Each line that includes "this" counts once; give the total and nothing besides.

= = =

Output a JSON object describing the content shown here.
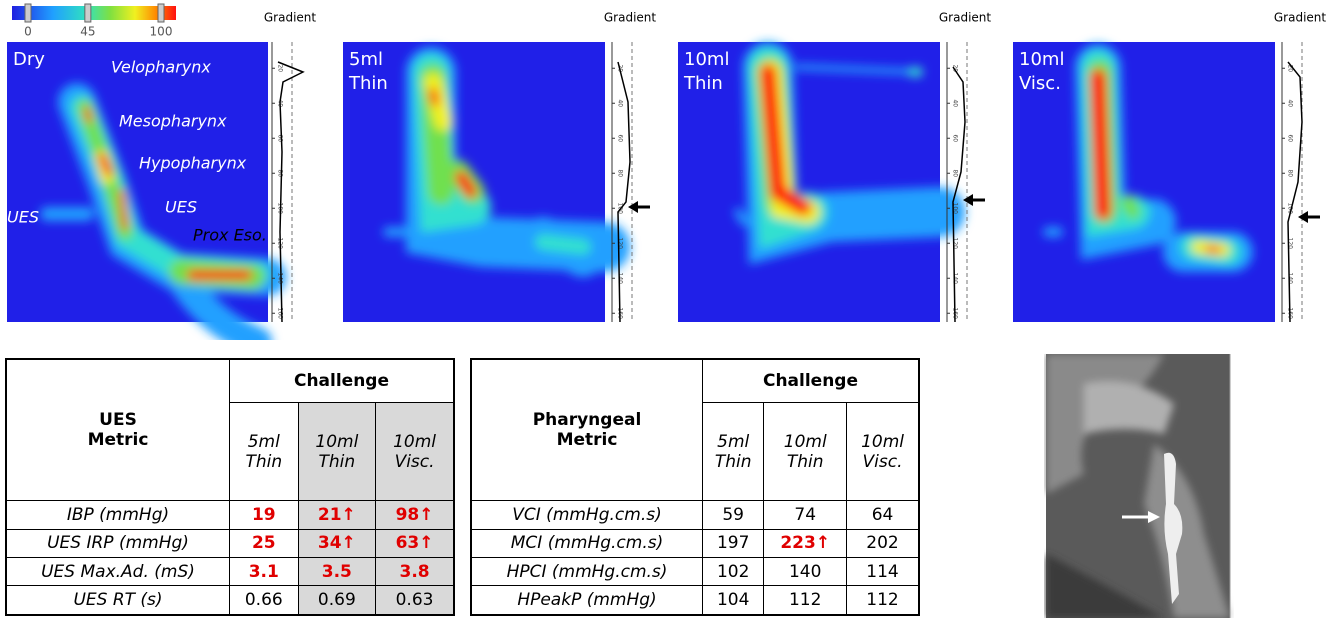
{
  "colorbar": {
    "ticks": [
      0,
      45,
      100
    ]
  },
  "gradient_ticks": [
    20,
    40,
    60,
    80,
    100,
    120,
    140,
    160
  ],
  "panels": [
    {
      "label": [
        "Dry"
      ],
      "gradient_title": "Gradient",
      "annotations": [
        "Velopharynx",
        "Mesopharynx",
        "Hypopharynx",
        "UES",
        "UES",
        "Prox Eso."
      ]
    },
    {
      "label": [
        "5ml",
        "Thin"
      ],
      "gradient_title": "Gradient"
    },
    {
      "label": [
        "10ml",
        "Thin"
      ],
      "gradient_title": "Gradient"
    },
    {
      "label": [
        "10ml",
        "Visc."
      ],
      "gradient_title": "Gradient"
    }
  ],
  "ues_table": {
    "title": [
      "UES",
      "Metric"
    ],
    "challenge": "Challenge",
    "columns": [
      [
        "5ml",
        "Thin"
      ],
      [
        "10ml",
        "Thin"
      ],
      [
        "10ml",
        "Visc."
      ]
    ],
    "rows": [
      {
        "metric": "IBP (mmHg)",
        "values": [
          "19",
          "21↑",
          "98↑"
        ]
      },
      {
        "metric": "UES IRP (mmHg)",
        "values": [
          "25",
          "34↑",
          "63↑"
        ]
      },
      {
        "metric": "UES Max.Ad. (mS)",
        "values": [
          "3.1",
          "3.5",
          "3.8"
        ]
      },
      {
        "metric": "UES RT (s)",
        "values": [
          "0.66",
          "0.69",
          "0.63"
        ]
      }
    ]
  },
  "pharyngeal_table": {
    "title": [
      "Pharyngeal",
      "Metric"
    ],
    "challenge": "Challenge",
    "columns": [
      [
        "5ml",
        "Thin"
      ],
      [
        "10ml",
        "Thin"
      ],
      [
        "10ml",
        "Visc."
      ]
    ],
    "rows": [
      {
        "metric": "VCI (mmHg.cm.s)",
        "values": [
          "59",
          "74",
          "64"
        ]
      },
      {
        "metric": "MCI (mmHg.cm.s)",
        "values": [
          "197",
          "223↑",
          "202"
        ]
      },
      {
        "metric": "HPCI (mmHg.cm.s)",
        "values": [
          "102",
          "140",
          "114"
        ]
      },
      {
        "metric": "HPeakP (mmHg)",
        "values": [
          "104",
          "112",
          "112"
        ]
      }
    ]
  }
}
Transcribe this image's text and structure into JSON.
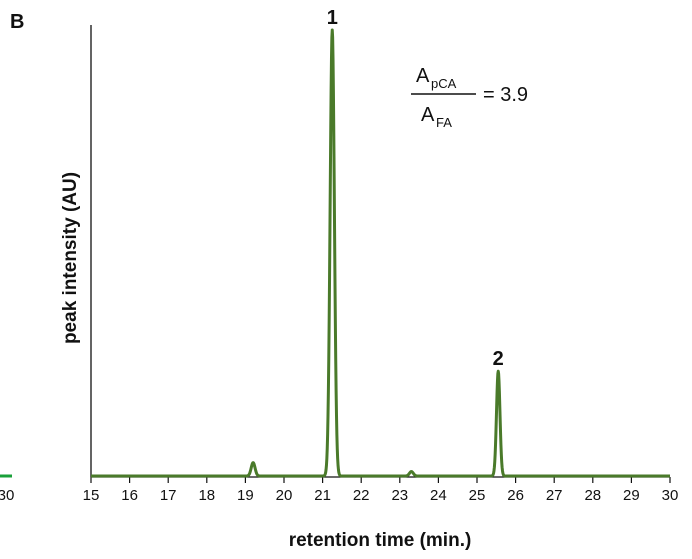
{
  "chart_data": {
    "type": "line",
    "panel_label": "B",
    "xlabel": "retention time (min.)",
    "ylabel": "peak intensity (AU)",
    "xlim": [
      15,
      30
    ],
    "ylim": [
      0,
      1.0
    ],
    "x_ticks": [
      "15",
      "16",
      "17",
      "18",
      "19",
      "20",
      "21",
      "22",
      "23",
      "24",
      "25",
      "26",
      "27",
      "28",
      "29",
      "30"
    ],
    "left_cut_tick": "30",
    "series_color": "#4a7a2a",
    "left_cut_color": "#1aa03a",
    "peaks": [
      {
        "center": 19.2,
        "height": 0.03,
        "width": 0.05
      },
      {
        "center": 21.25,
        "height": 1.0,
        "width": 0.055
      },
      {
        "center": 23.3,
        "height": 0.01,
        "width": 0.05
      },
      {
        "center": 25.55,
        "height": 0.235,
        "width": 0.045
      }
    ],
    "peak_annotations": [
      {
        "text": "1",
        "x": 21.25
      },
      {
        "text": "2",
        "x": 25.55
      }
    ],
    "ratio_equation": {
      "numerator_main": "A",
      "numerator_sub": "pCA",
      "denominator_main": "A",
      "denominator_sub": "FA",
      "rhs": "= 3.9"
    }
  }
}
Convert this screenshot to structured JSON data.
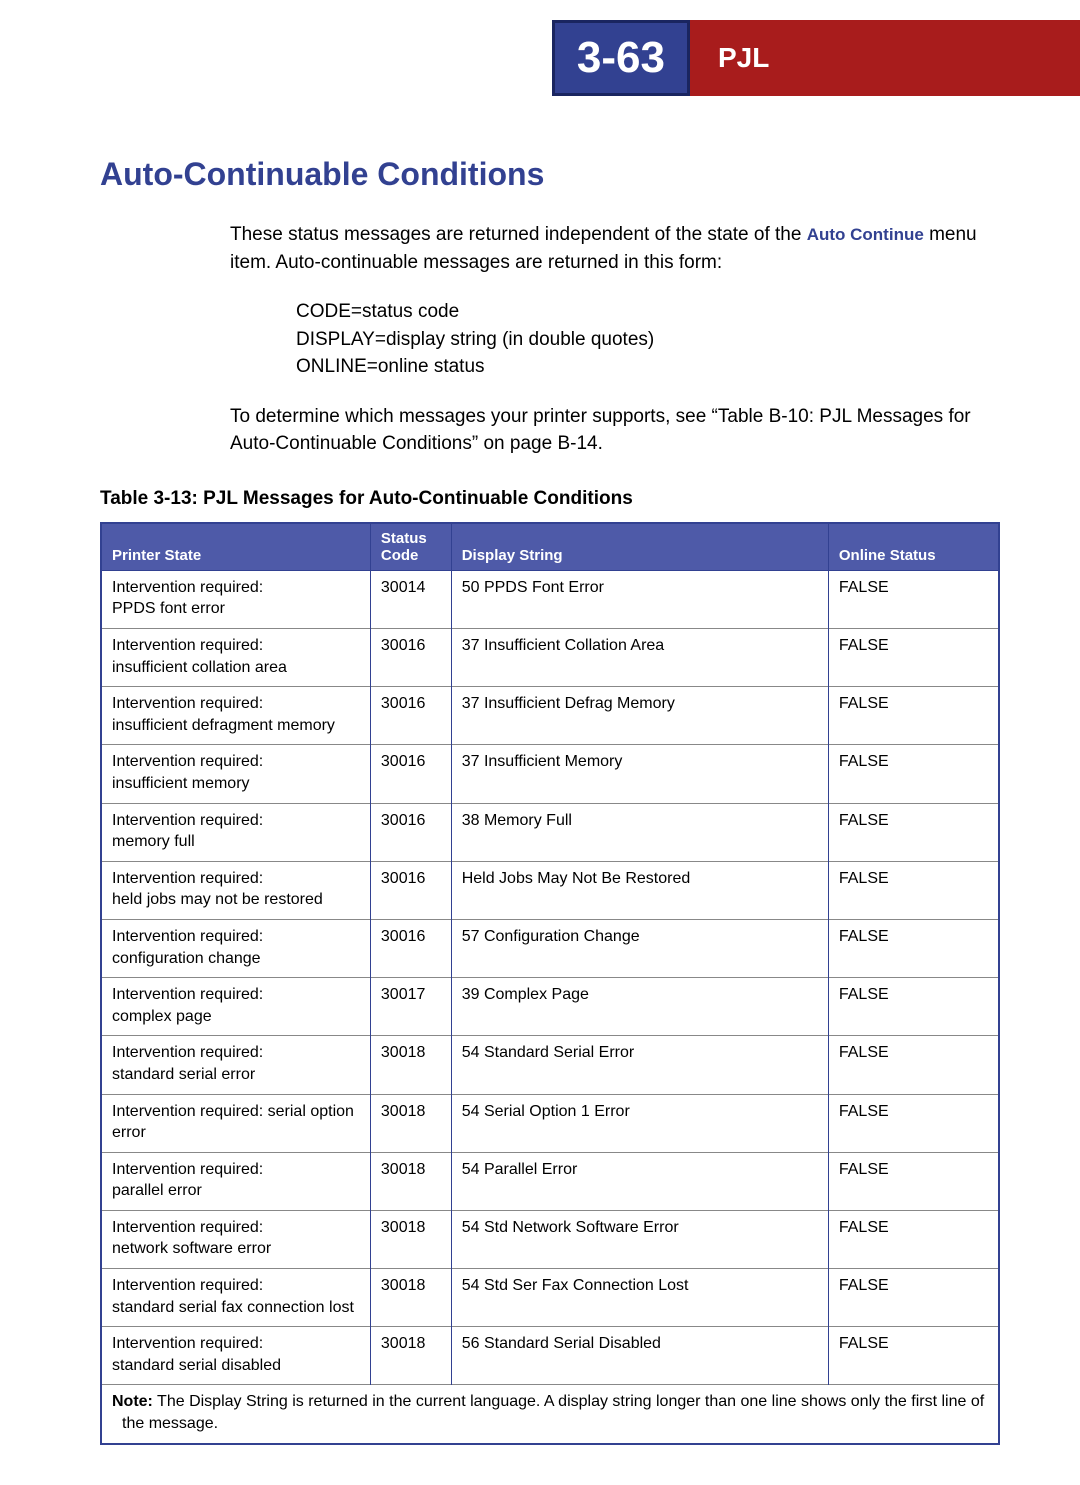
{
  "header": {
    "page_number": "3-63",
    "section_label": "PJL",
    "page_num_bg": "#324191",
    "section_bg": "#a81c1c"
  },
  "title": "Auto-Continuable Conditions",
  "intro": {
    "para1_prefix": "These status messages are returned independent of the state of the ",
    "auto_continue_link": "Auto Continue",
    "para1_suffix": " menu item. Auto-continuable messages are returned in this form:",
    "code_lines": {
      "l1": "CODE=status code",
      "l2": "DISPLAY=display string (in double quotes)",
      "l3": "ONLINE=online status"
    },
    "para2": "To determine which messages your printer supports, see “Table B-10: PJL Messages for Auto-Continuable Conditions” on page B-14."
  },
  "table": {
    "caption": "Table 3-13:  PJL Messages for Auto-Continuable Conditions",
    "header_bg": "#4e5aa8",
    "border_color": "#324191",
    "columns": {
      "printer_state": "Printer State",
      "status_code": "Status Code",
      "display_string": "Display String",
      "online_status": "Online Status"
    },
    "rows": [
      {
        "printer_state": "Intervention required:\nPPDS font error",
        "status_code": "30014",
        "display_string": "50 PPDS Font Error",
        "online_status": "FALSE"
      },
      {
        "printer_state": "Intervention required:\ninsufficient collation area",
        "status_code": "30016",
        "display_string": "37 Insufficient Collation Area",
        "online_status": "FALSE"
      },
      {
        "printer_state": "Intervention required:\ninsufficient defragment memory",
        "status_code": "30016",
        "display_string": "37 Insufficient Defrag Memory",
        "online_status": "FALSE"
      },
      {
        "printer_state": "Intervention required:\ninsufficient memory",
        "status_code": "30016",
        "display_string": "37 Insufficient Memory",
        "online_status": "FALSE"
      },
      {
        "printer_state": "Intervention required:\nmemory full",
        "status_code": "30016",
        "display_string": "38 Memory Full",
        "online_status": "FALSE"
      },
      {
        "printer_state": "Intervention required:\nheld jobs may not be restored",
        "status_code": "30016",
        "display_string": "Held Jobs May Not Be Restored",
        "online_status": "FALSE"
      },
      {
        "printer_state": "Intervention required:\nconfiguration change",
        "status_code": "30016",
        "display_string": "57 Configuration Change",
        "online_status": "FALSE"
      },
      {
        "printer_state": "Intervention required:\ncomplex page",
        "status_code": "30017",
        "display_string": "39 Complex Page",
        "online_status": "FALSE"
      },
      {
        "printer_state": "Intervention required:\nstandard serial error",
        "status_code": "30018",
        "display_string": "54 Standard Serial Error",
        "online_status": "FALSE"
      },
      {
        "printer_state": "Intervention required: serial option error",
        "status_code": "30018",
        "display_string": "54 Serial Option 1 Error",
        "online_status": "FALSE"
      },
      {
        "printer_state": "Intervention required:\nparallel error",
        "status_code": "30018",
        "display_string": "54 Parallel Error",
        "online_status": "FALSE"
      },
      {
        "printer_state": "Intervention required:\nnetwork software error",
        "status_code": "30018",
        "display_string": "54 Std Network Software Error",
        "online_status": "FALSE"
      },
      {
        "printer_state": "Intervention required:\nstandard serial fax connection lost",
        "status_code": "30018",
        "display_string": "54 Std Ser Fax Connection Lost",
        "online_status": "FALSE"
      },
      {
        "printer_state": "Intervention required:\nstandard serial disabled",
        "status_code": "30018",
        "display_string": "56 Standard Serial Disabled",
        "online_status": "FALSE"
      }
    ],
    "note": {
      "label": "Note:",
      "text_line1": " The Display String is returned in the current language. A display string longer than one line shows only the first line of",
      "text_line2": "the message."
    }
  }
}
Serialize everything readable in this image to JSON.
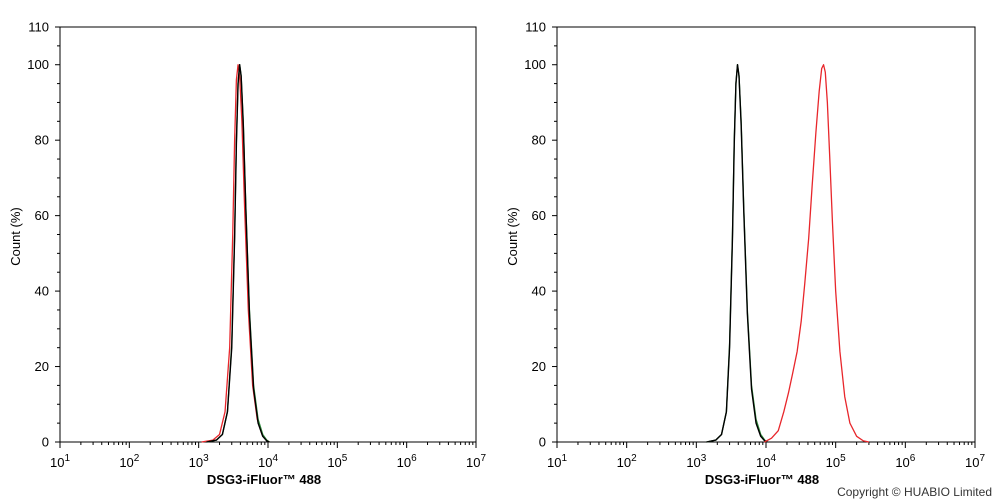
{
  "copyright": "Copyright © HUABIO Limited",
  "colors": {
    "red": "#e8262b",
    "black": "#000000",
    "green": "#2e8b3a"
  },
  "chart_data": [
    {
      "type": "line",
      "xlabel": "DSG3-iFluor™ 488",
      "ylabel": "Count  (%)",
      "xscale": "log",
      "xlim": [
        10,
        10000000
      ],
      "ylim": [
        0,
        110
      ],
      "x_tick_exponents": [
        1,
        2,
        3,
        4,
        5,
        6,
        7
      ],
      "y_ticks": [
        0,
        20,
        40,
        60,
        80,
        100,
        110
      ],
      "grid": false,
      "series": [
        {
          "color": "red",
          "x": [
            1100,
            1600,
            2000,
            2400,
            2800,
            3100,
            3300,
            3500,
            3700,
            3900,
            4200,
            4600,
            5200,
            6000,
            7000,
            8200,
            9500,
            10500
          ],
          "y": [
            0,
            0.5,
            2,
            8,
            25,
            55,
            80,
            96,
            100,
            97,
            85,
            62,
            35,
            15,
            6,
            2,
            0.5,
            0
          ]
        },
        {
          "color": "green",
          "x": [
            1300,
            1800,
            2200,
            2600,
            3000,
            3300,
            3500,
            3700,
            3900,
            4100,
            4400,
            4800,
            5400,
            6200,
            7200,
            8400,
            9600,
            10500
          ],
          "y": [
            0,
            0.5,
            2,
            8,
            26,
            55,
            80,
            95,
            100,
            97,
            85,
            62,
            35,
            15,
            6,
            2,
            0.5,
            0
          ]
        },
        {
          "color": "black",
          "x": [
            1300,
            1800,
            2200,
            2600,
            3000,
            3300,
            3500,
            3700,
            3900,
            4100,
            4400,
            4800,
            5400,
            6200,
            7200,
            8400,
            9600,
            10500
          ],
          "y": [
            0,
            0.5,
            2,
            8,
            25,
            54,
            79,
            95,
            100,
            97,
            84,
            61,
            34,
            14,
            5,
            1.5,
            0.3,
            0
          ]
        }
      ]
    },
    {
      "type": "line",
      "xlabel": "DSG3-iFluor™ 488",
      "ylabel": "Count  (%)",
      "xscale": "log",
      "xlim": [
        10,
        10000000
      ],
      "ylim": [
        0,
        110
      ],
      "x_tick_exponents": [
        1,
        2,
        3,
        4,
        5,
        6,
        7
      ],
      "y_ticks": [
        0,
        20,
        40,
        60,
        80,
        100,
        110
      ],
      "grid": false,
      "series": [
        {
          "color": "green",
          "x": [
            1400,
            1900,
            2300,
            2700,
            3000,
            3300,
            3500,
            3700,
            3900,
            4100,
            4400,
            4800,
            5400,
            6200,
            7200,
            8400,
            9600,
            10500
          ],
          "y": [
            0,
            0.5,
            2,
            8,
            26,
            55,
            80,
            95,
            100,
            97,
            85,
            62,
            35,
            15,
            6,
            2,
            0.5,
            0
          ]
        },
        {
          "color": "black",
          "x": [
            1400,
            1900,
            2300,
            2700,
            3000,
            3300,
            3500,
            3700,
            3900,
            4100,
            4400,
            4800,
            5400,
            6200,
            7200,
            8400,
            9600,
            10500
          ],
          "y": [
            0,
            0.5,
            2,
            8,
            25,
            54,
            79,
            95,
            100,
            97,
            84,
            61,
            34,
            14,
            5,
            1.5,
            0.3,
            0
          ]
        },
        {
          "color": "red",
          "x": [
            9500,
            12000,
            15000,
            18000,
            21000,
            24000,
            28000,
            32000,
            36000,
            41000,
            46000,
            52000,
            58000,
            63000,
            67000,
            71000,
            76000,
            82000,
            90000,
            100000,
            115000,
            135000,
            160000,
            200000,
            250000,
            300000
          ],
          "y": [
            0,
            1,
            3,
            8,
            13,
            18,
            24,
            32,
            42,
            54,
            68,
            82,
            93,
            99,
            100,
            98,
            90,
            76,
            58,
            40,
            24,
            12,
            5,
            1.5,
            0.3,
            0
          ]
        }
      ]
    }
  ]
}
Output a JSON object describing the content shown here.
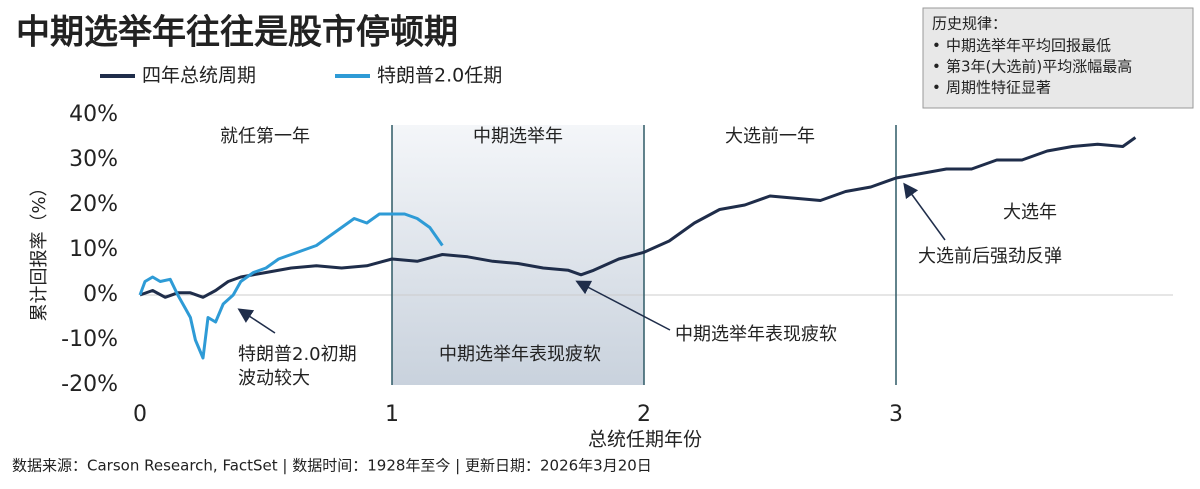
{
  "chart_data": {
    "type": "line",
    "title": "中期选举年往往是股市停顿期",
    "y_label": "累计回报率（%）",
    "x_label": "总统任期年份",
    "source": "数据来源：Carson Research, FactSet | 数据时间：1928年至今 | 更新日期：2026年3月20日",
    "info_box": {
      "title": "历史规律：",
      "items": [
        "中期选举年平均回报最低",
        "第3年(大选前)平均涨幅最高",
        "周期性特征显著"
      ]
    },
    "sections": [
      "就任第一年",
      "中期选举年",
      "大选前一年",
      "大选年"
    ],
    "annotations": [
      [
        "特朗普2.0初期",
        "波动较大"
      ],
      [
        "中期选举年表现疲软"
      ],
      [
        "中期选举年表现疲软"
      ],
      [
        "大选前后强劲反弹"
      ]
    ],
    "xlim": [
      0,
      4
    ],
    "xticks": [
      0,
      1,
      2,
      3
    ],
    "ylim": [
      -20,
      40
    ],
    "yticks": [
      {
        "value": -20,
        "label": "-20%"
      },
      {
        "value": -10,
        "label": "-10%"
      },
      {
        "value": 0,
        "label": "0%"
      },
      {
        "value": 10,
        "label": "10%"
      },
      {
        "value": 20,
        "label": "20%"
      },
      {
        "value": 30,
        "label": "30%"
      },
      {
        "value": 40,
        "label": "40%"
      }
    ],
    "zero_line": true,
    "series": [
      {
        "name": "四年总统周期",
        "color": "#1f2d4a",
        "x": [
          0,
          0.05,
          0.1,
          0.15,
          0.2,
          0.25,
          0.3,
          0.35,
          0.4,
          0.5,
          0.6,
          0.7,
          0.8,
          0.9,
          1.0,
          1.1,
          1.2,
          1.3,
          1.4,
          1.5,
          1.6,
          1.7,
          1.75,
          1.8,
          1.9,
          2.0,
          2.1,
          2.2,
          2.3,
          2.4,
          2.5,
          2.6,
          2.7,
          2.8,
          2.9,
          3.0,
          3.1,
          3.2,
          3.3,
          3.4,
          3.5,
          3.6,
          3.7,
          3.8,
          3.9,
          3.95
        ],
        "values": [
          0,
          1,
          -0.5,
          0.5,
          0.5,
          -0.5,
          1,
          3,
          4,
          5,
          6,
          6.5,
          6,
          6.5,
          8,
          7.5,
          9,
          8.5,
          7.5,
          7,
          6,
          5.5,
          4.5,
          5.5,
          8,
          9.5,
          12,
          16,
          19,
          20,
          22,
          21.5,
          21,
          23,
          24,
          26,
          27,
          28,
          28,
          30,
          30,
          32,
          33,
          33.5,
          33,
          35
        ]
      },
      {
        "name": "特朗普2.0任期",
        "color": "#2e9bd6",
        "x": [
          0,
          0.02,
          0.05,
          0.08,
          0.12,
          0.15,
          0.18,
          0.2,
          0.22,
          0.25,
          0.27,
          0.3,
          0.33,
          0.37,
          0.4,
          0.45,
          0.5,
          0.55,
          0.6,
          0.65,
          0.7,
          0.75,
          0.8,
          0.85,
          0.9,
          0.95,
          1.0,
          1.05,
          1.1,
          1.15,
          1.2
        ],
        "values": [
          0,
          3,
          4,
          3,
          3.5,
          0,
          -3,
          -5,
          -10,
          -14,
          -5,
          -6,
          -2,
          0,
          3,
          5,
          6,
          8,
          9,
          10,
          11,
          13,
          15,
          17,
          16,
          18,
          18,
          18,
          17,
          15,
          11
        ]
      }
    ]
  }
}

= = =

# Answer:
4